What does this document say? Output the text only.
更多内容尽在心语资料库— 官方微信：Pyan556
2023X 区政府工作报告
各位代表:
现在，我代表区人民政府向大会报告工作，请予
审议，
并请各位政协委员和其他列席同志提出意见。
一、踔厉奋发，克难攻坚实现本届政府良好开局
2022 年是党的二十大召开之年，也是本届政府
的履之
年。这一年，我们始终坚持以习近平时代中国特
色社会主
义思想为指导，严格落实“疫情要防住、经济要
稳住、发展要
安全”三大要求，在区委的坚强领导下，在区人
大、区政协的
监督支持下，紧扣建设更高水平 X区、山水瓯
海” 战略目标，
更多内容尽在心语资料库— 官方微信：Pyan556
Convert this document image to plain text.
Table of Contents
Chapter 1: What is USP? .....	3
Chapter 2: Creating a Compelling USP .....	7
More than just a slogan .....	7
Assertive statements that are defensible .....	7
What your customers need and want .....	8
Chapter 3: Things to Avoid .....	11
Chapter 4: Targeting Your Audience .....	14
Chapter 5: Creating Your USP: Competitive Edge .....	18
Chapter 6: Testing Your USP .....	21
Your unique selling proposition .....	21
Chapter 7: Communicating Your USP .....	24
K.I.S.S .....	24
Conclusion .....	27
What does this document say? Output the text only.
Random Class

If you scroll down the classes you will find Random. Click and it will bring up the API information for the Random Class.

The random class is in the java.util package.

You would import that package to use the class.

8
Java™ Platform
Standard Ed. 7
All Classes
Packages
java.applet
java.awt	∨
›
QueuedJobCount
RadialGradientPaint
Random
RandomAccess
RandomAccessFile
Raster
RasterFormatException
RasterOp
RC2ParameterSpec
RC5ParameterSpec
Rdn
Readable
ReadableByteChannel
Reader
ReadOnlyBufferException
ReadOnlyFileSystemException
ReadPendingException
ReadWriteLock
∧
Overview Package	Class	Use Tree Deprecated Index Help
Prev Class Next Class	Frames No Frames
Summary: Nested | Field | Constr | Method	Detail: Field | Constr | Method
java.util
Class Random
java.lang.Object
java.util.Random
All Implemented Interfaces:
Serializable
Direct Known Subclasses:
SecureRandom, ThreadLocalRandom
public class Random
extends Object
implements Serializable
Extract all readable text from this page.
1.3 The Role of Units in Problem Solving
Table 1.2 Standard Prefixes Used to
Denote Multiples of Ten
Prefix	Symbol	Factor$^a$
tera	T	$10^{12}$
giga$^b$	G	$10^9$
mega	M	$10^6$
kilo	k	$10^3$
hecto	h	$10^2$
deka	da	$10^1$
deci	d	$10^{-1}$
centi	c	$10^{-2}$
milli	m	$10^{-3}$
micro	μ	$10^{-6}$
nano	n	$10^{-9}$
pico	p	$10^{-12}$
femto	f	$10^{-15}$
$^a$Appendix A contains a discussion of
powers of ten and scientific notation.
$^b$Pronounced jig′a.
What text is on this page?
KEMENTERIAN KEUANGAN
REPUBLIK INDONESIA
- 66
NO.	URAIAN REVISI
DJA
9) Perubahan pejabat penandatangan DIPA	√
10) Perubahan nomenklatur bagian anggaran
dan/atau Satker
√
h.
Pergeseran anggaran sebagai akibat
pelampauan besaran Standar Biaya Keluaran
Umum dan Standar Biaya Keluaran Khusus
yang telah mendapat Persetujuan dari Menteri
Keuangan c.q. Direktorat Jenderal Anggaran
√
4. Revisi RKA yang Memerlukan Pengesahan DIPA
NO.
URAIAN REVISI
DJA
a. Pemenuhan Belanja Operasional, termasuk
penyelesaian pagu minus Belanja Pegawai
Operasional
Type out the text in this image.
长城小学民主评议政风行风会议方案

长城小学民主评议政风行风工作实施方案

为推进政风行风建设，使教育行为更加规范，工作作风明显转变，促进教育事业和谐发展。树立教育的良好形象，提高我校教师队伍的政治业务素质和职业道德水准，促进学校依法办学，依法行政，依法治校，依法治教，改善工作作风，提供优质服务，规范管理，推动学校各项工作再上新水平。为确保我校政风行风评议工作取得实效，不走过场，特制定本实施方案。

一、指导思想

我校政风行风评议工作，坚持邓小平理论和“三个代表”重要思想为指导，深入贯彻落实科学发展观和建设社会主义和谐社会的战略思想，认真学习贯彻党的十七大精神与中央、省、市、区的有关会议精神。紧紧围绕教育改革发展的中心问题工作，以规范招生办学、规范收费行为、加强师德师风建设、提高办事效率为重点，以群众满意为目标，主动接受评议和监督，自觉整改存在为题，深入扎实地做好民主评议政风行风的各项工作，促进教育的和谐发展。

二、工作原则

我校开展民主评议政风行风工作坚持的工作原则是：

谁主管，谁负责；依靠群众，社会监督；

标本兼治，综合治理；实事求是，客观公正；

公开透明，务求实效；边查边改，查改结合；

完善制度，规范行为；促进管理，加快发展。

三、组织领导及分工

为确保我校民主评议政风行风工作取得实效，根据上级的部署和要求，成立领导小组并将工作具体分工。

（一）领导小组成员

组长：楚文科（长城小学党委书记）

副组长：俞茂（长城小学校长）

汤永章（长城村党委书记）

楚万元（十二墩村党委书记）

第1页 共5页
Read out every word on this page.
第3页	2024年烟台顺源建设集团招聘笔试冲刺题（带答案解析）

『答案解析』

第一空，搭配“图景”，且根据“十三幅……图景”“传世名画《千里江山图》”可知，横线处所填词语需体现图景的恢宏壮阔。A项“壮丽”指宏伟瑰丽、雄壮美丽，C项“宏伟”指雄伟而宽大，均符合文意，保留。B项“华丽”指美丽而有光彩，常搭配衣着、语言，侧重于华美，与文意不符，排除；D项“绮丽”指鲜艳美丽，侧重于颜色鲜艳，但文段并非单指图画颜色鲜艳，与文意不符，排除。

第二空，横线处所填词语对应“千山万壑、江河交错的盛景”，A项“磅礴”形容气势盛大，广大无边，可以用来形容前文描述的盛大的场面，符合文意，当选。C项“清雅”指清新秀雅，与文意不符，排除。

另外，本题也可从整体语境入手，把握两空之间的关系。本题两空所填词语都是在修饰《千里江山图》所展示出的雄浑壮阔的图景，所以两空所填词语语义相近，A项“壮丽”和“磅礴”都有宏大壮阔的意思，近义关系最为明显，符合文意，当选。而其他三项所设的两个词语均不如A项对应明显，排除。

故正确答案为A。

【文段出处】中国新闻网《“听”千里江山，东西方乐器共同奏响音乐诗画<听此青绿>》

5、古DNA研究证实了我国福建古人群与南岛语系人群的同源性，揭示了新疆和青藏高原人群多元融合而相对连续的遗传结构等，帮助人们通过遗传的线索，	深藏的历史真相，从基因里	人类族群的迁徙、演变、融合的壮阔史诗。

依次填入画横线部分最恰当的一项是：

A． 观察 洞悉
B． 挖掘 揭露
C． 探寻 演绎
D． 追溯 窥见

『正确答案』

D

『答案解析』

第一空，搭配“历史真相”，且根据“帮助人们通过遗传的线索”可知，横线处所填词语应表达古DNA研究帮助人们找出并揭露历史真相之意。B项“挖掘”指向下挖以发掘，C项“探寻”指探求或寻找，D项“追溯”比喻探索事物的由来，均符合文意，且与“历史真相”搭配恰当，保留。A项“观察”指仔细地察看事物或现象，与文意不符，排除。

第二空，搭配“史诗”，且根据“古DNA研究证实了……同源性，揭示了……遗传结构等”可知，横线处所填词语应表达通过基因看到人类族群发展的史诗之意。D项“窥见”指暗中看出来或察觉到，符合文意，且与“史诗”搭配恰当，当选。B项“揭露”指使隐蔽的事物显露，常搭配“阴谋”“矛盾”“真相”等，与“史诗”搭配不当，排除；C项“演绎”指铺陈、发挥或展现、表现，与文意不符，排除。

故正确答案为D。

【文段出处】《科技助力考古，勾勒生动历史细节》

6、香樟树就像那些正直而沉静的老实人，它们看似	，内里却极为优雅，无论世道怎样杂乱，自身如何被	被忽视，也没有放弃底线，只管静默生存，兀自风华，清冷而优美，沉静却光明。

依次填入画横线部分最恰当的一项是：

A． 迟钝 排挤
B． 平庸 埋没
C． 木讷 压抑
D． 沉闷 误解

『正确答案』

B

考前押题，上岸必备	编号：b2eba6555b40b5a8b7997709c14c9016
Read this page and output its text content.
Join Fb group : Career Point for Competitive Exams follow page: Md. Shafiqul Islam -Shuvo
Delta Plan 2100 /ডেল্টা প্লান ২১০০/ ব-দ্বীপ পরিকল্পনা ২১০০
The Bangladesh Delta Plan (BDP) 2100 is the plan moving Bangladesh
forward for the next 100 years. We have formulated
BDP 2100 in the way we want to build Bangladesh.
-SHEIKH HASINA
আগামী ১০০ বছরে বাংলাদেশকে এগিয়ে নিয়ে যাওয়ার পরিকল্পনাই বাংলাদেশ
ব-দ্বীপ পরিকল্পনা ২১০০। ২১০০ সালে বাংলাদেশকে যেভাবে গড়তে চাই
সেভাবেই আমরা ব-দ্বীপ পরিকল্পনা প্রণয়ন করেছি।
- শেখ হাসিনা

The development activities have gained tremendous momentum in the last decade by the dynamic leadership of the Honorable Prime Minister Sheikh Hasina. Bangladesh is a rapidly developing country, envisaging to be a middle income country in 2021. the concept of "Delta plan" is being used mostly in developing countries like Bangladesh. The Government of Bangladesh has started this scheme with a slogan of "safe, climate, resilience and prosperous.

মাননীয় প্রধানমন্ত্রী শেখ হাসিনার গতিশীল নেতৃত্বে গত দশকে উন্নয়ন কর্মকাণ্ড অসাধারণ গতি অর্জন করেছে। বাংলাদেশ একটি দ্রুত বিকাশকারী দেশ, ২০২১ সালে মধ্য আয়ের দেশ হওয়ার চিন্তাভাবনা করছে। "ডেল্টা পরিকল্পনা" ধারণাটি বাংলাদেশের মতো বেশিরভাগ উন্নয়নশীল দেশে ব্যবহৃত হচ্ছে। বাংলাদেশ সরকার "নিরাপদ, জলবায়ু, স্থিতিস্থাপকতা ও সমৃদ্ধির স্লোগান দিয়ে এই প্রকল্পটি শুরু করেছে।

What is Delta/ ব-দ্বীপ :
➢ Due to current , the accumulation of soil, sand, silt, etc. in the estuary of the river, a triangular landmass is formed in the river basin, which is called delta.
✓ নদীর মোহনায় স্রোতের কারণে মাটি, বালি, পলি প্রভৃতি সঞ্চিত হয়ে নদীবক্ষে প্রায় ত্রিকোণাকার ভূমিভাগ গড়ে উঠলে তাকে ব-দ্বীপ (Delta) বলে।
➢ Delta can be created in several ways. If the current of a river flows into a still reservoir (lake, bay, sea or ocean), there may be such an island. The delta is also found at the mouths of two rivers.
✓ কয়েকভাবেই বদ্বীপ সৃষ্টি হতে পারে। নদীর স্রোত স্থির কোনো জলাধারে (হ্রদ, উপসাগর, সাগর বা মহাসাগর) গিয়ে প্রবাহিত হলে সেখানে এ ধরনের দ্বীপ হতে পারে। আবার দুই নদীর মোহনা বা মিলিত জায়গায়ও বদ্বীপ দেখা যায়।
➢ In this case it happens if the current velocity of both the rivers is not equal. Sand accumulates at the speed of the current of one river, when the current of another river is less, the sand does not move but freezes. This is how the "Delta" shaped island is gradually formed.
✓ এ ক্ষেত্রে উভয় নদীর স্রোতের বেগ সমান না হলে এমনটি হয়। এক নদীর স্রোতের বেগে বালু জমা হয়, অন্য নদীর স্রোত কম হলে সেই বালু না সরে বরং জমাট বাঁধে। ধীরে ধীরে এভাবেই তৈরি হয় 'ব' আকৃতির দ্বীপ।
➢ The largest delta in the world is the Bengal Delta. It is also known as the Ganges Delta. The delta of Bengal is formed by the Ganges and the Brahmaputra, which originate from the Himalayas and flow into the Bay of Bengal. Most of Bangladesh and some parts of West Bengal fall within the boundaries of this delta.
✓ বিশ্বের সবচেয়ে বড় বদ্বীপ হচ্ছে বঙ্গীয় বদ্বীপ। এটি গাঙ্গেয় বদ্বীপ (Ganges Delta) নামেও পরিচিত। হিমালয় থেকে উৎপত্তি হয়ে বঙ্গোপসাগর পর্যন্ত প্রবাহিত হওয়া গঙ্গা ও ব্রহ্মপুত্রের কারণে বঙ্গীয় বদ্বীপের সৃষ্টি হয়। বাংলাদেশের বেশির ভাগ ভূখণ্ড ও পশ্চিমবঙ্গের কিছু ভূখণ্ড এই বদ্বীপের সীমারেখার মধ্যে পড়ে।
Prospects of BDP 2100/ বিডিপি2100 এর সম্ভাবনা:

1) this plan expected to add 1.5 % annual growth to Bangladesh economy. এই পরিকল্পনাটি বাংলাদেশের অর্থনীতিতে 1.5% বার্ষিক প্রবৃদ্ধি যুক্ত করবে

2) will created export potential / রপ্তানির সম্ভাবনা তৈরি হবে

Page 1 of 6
------------------------------------------------
Aim of the task:
Scan the listing above. Collect all lines with the word "Serializable".

Output for this task:
Serializable
implements Serializable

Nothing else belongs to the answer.